## RECORDS SUPPLIED:
★ ★ ★ ★ ★

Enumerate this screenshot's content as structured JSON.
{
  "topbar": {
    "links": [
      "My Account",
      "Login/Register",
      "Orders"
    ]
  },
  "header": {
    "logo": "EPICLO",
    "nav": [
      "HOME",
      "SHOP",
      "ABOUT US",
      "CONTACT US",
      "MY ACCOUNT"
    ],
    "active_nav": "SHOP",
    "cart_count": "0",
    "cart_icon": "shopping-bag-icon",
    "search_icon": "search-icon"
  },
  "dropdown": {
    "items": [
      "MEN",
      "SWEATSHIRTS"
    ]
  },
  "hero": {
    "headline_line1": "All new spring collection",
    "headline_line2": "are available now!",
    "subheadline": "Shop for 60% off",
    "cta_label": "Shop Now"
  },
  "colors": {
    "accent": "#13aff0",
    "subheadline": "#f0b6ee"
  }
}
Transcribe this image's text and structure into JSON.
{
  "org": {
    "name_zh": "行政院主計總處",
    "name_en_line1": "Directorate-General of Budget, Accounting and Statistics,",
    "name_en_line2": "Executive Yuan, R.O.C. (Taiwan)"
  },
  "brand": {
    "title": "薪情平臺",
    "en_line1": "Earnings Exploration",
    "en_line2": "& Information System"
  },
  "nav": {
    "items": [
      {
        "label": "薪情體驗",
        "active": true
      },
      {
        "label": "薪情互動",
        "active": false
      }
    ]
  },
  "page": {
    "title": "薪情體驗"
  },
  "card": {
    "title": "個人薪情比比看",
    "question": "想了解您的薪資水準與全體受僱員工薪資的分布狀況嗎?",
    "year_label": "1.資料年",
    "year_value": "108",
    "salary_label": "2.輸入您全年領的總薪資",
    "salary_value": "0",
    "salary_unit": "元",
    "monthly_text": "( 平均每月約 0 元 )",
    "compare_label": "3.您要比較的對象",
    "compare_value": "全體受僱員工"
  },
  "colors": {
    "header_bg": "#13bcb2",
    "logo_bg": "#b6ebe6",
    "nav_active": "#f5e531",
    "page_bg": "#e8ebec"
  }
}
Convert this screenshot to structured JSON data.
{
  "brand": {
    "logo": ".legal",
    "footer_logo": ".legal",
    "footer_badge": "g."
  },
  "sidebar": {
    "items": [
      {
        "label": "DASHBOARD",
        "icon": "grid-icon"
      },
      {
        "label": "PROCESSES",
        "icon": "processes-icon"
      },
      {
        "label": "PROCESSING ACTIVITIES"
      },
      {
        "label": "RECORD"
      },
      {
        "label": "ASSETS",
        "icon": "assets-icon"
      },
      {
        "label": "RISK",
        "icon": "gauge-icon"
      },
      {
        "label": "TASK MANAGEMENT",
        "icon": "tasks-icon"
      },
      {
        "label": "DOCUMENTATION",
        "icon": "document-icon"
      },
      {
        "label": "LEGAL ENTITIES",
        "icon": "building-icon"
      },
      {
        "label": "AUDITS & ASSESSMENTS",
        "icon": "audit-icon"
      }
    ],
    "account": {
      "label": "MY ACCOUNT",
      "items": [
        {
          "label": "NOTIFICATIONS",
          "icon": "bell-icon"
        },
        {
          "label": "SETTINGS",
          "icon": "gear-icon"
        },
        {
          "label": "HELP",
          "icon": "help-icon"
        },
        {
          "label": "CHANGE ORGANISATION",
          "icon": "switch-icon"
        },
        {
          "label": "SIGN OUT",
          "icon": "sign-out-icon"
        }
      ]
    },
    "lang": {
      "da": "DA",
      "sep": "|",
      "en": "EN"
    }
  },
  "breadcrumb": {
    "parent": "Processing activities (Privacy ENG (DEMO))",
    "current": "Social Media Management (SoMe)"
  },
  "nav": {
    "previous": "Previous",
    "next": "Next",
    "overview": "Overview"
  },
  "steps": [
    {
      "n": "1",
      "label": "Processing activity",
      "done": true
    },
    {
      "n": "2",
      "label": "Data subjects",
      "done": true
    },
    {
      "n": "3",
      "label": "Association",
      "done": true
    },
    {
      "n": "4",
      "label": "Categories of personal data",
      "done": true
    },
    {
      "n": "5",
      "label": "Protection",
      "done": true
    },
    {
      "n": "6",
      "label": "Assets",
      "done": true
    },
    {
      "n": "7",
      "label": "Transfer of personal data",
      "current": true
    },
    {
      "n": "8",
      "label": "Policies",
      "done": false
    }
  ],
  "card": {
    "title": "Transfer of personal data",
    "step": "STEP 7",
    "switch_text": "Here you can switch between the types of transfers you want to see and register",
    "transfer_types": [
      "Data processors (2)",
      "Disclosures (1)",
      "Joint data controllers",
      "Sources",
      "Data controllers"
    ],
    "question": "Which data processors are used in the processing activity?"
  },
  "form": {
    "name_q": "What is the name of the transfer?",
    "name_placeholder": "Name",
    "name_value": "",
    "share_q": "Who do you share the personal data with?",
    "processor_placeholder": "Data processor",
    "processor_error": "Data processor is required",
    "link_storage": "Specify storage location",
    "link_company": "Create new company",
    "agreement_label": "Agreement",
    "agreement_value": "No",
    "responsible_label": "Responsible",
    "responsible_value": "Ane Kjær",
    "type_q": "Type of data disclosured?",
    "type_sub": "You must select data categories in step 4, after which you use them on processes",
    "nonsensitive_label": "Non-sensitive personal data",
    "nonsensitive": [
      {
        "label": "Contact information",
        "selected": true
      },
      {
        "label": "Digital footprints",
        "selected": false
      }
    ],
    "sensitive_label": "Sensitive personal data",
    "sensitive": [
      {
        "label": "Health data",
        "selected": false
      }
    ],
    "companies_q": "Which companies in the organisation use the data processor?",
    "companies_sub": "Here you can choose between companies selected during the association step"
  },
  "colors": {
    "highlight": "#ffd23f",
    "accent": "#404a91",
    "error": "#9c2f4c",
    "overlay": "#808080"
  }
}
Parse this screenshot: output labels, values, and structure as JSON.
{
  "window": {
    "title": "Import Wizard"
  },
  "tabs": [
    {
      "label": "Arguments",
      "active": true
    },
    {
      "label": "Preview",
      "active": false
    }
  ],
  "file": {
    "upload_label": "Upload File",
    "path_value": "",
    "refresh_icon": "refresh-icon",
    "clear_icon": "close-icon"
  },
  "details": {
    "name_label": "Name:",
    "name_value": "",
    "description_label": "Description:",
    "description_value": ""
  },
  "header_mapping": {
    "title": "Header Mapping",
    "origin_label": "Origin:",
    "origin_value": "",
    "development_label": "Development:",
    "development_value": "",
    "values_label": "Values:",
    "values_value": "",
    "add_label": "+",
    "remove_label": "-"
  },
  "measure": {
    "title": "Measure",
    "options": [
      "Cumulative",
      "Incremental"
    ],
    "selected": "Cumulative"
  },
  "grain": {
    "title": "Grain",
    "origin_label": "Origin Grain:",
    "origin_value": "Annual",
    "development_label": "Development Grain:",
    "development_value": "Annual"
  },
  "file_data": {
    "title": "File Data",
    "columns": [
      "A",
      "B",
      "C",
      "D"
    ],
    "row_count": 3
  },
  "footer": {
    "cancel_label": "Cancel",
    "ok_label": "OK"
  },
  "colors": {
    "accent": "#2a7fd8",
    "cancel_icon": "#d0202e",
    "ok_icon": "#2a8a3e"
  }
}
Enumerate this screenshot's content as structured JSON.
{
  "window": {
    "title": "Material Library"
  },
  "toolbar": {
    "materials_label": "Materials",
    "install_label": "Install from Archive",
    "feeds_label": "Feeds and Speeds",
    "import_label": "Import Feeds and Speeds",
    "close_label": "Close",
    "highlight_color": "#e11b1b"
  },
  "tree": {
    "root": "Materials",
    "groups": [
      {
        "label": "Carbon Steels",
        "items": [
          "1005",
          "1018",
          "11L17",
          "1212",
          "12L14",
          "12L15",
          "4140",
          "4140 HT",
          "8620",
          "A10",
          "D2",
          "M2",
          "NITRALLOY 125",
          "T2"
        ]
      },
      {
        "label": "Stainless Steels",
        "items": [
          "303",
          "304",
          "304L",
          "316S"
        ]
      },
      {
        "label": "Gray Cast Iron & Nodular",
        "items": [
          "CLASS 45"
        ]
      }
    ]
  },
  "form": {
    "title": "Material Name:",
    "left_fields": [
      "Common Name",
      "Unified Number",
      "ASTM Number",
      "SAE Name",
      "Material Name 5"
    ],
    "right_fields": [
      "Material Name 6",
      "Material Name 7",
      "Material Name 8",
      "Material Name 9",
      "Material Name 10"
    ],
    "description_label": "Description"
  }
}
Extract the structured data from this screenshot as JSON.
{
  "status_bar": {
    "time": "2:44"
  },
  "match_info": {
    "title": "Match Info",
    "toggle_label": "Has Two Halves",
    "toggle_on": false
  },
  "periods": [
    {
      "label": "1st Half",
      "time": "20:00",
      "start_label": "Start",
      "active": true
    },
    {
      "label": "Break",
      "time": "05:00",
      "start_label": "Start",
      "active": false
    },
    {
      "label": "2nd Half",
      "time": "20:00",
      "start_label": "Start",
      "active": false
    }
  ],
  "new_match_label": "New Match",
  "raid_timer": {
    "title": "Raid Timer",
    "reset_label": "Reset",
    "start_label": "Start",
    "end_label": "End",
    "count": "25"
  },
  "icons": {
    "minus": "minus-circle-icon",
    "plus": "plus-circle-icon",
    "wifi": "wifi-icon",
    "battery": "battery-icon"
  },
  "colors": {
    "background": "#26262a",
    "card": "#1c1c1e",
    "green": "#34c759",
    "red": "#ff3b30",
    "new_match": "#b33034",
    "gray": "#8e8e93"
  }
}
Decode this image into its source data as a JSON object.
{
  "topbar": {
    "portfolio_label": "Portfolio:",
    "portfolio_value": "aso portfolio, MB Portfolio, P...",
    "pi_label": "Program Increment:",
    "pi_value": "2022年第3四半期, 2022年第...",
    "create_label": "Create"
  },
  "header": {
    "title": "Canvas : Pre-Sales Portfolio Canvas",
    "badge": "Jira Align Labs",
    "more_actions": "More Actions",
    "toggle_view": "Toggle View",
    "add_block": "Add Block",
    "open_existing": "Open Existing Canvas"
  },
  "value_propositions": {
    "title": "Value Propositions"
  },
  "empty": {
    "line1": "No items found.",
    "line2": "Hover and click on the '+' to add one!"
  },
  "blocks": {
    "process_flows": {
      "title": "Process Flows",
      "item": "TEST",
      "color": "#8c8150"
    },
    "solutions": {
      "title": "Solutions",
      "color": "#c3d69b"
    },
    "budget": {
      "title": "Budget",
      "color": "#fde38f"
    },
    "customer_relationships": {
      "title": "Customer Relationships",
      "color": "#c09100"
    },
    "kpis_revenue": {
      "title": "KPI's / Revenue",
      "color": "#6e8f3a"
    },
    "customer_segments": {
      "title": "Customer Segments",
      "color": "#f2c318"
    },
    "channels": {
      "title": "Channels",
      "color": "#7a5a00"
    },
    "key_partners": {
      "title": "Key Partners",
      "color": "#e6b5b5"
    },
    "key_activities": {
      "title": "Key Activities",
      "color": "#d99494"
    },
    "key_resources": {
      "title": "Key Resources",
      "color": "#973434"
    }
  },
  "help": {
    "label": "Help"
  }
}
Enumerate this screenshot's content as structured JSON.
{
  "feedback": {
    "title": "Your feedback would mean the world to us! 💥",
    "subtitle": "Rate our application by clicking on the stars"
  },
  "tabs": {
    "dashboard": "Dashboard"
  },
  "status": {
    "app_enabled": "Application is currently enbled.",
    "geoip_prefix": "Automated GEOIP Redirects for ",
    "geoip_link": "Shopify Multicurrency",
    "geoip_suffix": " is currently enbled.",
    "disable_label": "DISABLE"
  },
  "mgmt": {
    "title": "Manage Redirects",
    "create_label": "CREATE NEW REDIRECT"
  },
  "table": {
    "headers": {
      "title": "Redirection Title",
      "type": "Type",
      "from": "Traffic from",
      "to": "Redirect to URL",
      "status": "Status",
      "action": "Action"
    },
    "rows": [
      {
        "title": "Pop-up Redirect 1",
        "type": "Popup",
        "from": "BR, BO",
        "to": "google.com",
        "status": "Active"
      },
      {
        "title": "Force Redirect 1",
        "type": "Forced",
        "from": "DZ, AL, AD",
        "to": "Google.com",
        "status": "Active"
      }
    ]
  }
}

★ ★ ★ ★ ★

## REQUIRED TASK:
Pick out the lines above containing the word "enbled", then copy them.

## RESULT OF THE EXERCISE:
    "app_enabled": "Application is currently enbled.",
    "geoip_suffix": " is currently enbled.",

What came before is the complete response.